Information given:
/---

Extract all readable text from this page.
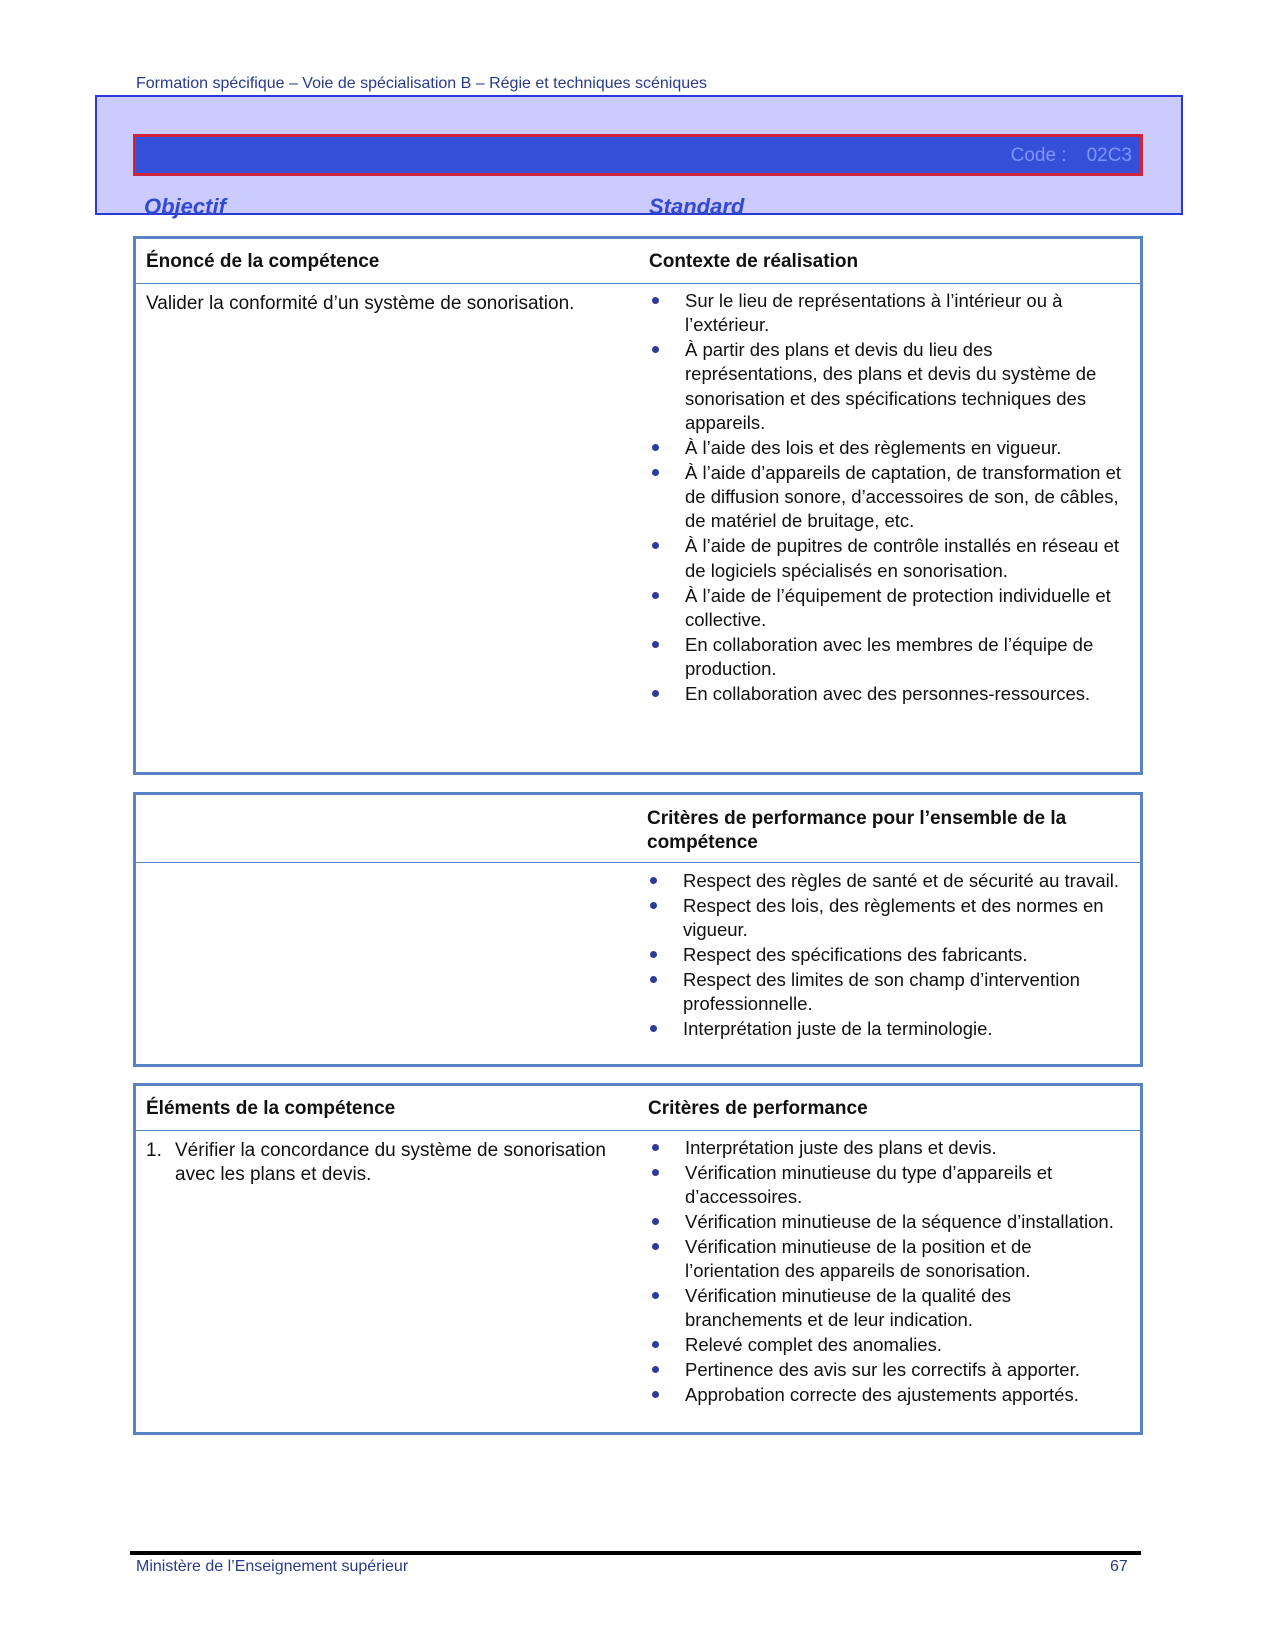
Formation spécifique – Voie de spécialisation B – Régie et techniques scéniques
Code : 02C3
Objectif	Standard
Énoncé de la compétence	Contexte de réalisation
Valider la conformité d’un système de sonorisation.	Sur le lieu de représentations à l’intérieur ou à l’extérieur.
À partir des plans et devis du lieu des représentations, des plans et devis du système de sonorisation et des spécifications techniques des appareils.
À l’aide des lois et des règlements en vigueur.
À l’aide d’appareils de captation, de transformation et de diffusion sonore, d’accessoires de son, de câbles, de matériel de bruitage, etc.
À l’aide de pupitres de contrôle installés en réseau et de logiciels spécialisés en sonorisation.
À l’aide de l’équipement de protection individuelle et collective.
En collaboration avec les membres de l’équipe de production.
En collaboration avec des personnes-ressources.
Critères de performance pour l’ensemble de la compétence
Respect des règles de santé et de sécurité au travail.
Respect des lois, des règlements et des normes en vigueur.
Respect des spécifications des fabricants.
Respect des limites de son champ d’intervention professionnelle.
Interprétation juste de la terminologie.
Éléments de la compétence	Critères de performance
1. Vérifier la concordance du système de sonorisation avec les plans et devis.
Interprétation juste des plans et devis.
Vérification minutieuse du type d’appareils et d’accessoires.
Vérification minutieuse de la séquence d’installation.
Vérification minutieuse de la position et de l’orientation des appareils de sonorisation.
Vérification minutieuse de la qualité des branchements et de leur indication.
Relevé complet des anomalies.
Pertinence des avis sur les correctifs à apporter.
Approbation correcte des ajustements apportés.
Ministère de l’Enseignement supérieur	67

\---

Exercise instructions: Of the lines in the records, determine how many contain the word "aide", and report that number alone.

Correct answer: 4